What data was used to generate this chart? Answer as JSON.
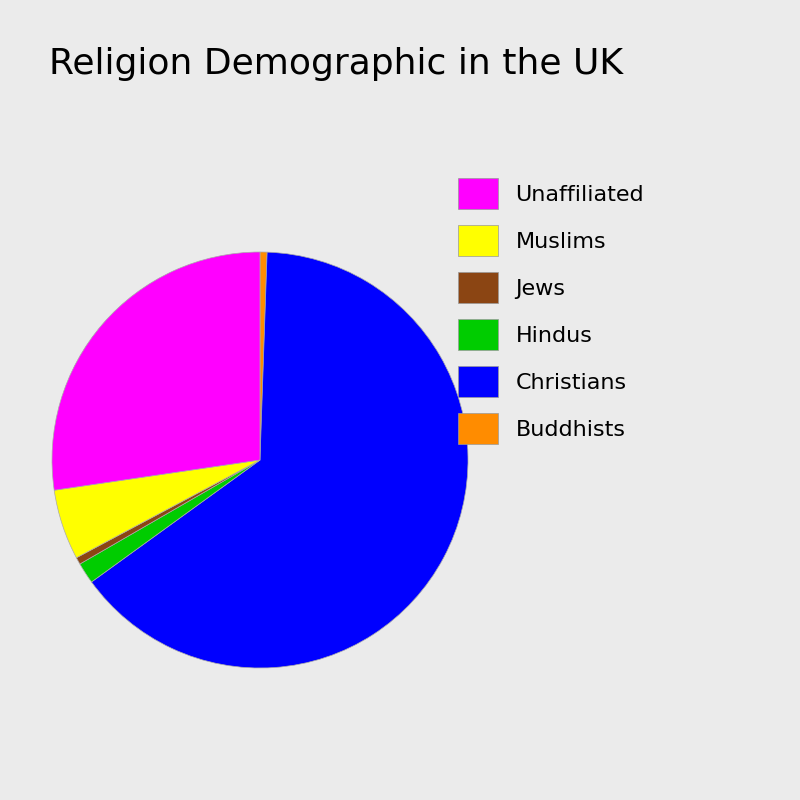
{
  "title": "Religion Demographic in the UK",
  "labels": [
    "Buddhists",
    "Christians",
    "Hindus",
    "Jews",
    "Muslims",
    "Unaffiliated"
  ],
  "values": [
    0.5,
    59.0,
    1.5,
    0.5,
    5.0,
    25.0
  ],
  "colors": [
    "#ff8c00",
    "#0000ff",
    "#00cc00",
    "#8b4513",
    "#ffff00",
    "#ff00ff"
  ],
  "background_color": "#ebebeb",
  "title_fontsize": 26,
  "legend_fontsize": 16,
  "startangle": 90,
  "wedge_linewidth": 0.5,
  "wedge_edgecolor": "#aaaaaa"
}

══════

## Objective
A faithful copy of the records above is needed, with the pictures left out.

## In response
What data was used to generate this chart? Answer as JSON.
{
  "title": "Religion Demographic in the UK",
  "labels": [
    "Buddhists",
    "Christians",
    "Hindus",
    "Jews",
    "Muslims",
    "Unaffiliated"
  ],
  "values": [
    0.5,
    59.0,
    1.5,
    0.5,
    5.0,
    25.0
  ],
  "colors": [
    "#ff8c00",
    "#0000ff",
    "#00cc00",
    "#8b4513",
    "#ffff00",
    "#ff00ff"
  ],
  "background_color": "#ebebeb",
  "title_fontsize": 26,
  "legend_fontsize": 16,
  "startangle": 90,
  "wedge_linewidth": 0.5,
  "wedge_edgecolor": "#aaaaaa"
}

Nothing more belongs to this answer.